[Document understanding data]
[Start of section]

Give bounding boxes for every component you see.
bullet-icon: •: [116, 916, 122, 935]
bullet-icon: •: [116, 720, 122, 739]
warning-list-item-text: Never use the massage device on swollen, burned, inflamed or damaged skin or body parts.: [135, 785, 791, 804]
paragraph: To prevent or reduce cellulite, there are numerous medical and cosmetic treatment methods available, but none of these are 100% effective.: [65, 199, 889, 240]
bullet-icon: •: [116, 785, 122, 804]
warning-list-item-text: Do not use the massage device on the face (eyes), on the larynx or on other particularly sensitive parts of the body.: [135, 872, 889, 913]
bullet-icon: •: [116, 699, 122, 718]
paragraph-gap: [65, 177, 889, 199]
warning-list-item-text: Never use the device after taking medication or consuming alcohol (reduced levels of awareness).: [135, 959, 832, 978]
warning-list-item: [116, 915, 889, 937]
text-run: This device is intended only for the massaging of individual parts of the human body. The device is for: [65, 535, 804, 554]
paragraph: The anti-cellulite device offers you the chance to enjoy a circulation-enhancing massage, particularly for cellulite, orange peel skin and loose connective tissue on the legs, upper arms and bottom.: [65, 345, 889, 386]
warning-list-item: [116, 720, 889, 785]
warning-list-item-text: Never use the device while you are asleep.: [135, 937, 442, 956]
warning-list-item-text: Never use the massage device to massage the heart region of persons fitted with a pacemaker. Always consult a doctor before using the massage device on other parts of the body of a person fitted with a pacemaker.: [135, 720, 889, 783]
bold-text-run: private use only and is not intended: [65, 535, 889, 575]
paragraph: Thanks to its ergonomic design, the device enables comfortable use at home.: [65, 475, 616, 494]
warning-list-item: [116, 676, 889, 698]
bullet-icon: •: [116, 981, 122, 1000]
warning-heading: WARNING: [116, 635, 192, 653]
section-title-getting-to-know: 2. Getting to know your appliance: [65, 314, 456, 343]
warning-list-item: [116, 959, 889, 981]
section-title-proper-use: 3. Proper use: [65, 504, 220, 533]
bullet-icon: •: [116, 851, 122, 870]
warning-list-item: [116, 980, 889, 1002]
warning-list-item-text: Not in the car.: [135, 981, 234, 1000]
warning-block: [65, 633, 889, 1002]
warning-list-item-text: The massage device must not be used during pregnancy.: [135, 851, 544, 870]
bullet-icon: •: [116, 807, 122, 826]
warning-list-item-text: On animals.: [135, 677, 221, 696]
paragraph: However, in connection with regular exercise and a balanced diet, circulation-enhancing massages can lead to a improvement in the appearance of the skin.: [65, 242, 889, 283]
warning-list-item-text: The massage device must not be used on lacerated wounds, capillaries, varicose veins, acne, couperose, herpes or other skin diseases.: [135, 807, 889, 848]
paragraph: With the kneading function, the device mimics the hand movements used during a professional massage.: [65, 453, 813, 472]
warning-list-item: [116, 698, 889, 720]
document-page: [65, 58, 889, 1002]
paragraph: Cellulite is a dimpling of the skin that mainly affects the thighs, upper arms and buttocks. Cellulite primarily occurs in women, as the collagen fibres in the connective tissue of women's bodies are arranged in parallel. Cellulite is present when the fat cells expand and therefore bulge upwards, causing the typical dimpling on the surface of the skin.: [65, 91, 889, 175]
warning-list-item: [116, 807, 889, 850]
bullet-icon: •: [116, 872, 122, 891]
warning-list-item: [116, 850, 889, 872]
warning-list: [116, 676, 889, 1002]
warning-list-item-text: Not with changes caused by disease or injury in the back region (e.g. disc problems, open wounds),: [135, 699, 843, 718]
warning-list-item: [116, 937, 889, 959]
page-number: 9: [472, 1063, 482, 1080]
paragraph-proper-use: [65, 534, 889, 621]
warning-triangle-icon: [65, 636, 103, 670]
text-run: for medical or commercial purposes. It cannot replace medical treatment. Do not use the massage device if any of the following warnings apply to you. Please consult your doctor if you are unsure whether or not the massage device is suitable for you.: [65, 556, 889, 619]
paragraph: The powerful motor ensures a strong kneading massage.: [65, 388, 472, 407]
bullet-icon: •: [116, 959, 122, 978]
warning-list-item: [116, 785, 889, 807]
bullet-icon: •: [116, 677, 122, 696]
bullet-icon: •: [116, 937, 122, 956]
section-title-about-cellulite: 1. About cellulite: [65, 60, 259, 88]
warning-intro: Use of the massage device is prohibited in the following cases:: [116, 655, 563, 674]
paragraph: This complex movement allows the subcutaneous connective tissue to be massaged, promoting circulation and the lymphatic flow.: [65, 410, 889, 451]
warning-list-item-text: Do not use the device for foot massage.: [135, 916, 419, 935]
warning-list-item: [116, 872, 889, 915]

[End of section]

_Work to be completed_: The answer must be all the lines above that hold the word "region".

_Answer section_:
warning-list-item-text: Never use the massage device to massage the heart region of persons fitted with a pacemaker. Always consult a doctor before using the massage device on other parts of the body of a person fitted with a pacemaker.: [135, 720, 889, 783]
warning-list-item-text: Not with changes caused by disease or injury in the back region (e.g. disc problems, open wounds),: [135, 699, 843, 718]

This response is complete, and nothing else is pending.